%%
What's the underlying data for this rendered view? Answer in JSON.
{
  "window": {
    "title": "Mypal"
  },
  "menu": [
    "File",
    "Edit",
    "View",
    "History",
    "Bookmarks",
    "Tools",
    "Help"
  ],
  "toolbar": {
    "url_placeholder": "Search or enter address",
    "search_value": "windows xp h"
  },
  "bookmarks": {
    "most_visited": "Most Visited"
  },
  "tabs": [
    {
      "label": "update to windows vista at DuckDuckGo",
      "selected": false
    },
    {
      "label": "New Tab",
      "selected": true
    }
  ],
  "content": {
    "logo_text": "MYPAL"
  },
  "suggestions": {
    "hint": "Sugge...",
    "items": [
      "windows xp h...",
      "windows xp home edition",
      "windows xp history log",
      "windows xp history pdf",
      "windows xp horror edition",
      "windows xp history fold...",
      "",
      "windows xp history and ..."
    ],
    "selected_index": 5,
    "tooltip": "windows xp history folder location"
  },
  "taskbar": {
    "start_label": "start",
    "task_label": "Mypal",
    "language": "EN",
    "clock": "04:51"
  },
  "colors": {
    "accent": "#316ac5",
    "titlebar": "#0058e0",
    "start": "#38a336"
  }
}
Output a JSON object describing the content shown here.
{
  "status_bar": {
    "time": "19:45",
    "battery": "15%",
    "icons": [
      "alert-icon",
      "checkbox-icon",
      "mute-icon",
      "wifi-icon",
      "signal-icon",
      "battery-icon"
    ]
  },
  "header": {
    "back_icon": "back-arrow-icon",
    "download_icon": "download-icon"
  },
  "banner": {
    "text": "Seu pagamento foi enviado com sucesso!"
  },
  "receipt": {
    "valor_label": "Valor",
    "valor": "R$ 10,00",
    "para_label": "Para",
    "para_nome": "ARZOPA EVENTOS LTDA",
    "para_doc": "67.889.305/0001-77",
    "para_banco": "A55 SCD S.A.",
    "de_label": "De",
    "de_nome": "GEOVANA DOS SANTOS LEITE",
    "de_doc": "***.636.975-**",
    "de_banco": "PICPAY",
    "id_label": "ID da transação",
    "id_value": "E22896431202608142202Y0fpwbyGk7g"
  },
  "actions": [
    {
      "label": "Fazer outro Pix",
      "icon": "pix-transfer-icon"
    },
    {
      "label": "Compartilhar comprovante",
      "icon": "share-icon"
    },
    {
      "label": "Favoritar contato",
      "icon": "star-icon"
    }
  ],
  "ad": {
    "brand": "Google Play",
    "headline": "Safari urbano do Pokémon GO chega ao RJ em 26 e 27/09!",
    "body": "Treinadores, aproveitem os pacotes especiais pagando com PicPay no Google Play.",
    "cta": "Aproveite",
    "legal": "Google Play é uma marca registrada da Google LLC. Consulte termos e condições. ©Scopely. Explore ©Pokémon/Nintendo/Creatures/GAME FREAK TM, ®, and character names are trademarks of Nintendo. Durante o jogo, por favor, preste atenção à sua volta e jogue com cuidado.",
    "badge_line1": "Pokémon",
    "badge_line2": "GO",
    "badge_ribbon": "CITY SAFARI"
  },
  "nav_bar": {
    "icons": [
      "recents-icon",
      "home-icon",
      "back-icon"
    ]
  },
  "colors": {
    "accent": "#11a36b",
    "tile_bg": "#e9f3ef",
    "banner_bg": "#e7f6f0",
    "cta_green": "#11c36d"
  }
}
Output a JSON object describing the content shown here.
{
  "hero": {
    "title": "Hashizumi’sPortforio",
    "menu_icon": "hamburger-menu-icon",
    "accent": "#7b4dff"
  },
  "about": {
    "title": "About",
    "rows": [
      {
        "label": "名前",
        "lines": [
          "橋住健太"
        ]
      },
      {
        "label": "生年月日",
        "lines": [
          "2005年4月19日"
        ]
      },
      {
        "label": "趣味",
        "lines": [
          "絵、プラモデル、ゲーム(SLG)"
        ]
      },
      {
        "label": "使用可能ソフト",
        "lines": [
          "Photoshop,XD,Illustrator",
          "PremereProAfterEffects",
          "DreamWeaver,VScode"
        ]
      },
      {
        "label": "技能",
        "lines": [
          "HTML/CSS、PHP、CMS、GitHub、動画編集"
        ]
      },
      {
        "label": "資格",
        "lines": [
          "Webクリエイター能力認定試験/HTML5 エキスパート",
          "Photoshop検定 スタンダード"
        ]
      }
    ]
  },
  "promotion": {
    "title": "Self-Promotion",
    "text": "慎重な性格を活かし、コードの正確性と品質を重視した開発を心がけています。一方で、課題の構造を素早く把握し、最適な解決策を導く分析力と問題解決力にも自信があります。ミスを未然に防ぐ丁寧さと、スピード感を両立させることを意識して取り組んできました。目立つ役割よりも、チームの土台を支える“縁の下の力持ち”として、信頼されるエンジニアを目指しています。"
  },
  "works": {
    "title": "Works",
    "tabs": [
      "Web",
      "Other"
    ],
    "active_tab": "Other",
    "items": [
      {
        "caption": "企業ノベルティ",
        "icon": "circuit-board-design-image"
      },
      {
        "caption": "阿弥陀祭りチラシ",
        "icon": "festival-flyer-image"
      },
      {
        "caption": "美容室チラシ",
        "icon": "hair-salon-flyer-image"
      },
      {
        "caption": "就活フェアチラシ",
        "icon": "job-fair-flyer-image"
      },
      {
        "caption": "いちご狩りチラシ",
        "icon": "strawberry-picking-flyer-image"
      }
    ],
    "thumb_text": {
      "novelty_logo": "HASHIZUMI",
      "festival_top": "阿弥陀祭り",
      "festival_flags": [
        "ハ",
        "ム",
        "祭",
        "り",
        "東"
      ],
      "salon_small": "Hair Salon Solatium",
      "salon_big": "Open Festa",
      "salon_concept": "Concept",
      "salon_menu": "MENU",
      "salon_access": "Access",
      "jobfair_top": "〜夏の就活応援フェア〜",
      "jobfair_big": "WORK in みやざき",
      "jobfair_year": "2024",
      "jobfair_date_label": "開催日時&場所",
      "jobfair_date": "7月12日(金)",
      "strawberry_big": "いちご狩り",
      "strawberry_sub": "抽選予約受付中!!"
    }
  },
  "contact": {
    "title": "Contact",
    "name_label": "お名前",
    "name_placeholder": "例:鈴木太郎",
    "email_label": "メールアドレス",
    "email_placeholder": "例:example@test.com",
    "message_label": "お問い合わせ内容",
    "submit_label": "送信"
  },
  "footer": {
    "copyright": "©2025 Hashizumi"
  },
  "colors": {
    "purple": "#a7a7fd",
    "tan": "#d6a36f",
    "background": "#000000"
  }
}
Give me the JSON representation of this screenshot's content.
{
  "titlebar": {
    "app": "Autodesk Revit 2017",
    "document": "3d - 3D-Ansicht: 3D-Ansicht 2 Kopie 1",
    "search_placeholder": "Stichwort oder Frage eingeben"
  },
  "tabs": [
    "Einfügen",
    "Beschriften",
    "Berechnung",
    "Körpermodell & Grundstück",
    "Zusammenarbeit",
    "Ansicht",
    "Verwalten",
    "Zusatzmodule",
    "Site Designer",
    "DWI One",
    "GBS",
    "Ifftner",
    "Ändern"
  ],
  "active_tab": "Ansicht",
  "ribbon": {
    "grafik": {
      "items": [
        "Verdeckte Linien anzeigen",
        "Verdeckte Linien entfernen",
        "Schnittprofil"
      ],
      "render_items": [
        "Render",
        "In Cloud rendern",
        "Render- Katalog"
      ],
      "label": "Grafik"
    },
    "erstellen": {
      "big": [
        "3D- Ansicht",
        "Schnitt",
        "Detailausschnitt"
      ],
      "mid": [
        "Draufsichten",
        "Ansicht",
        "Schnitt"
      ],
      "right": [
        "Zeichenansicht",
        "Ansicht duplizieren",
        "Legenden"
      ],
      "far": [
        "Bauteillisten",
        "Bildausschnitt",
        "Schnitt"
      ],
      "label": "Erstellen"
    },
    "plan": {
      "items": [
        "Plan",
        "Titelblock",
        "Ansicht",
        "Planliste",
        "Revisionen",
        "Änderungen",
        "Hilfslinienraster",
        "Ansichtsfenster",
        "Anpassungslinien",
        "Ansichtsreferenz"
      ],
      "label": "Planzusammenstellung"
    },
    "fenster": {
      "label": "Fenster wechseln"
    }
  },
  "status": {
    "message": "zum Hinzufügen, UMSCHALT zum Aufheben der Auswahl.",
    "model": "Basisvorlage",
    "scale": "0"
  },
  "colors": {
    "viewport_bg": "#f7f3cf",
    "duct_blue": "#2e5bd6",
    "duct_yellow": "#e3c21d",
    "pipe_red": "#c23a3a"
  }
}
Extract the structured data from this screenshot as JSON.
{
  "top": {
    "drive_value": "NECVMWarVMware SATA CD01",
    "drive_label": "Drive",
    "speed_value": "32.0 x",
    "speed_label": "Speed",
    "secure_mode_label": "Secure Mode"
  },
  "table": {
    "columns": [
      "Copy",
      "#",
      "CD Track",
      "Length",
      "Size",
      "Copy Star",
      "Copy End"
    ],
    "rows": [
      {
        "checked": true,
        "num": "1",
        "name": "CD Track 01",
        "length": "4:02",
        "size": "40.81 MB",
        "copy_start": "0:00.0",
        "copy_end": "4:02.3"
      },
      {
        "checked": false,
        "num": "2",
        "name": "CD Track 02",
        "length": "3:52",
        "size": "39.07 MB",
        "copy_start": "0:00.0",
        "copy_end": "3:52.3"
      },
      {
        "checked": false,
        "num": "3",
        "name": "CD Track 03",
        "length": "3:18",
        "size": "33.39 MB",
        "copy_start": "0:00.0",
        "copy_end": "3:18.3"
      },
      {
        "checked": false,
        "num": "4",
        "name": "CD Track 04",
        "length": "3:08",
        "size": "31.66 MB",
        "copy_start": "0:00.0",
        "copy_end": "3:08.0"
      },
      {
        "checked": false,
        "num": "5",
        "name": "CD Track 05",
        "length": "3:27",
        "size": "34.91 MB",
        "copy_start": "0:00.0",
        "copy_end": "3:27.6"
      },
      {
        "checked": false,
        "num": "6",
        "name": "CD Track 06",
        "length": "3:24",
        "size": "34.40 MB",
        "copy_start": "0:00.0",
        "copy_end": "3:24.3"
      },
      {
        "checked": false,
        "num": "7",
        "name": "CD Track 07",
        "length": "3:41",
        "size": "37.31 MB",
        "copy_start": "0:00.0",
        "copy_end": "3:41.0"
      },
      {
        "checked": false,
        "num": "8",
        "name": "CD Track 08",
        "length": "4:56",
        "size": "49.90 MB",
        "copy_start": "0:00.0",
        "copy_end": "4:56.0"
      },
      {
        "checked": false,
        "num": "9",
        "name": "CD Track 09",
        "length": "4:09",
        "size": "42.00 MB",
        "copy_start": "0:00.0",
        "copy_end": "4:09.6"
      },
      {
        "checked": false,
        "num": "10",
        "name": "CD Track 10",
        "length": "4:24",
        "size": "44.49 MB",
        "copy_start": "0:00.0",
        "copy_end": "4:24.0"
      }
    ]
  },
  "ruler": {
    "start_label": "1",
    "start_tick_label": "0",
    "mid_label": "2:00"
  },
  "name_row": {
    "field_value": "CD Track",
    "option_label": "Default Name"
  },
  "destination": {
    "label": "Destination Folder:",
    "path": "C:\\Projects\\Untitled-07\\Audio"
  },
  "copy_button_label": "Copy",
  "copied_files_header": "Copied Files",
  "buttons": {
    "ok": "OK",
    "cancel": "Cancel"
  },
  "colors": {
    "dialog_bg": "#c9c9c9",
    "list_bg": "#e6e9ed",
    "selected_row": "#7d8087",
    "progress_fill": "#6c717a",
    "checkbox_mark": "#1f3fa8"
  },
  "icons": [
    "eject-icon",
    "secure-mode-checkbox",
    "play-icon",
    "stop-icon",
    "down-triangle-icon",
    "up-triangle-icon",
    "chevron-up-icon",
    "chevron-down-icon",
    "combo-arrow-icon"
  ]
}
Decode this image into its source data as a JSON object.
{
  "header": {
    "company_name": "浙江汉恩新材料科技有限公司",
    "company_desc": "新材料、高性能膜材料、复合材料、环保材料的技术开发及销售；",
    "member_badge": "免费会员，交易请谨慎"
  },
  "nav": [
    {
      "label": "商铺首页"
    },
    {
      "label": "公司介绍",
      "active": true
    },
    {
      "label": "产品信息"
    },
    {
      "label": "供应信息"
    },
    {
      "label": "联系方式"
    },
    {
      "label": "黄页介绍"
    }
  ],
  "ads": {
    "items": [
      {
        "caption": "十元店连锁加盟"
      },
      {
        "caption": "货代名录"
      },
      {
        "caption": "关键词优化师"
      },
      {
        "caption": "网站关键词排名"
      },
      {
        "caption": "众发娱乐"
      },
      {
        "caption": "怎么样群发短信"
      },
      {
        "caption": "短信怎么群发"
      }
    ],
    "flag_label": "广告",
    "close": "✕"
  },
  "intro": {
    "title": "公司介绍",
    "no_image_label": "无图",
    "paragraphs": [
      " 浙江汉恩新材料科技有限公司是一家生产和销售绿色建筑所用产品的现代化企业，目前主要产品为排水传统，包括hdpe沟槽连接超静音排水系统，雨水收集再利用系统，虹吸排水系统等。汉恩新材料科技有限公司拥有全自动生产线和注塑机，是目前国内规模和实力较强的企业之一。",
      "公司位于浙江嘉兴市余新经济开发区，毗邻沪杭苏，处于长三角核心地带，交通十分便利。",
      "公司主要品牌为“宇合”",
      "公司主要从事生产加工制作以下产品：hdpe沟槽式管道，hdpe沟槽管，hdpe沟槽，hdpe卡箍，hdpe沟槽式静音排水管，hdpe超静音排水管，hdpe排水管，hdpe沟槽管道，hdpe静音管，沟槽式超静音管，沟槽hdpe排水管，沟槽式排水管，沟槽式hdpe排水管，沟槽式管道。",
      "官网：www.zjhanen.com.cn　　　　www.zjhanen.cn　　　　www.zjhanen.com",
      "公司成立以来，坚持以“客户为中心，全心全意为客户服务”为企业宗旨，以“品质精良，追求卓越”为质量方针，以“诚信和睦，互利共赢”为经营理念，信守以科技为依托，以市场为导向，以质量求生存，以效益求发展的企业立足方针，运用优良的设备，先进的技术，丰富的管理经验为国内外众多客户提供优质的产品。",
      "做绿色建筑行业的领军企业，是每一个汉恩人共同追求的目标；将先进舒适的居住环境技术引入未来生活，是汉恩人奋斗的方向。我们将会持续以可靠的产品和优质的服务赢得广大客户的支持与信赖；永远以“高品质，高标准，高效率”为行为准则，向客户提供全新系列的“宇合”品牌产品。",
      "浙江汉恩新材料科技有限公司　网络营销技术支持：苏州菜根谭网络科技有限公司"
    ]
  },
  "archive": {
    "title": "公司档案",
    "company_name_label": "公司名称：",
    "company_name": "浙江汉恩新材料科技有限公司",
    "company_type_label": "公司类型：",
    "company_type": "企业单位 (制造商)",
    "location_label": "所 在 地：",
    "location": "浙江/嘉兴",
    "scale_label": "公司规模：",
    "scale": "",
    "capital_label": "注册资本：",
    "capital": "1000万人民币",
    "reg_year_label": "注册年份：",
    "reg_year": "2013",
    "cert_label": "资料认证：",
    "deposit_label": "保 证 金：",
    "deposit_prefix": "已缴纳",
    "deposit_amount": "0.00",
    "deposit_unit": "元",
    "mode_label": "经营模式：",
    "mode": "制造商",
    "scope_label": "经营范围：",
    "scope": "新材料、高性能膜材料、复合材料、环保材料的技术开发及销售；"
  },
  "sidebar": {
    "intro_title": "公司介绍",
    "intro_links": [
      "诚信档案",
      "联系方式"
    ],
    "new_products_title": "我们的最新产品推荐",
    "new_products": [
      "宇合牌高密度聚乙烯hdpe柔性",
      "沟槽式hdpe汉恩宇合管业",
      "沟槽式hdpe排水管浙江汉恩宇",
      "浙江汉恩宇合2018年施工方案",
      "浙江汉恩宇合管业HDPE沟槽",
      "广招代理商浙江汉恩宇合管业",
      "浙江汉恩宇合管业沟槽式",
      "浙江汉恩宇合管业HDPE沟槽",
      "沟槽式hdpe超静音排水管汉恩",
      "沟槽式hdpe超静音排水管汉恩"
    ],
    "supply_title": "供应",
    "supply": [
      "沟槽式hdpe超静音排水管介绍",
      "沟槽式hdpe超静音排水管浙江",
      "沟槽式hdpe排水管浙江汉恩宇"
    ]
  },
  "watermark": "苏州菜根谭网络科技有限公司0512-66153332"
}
%%
TASK TO CARRY OUT:
Copy each line from the records above that includes the string "Track".

SOLUTION TO THIS EXERCISE:
      "CD Track",
        "name": "CD Track 01",
        "name": "CD Track 02",
        "name": "CD Track 03",
        "name": "CD Track 04",
        "name": "CD Track 05",
        "name": "CD Track 06",
        "name": "CD Track 07",
        "name": "CD Track 08",
        "name": "CD Track 09",
        "name": "CD Track 10",
    "field_value": "CD Track",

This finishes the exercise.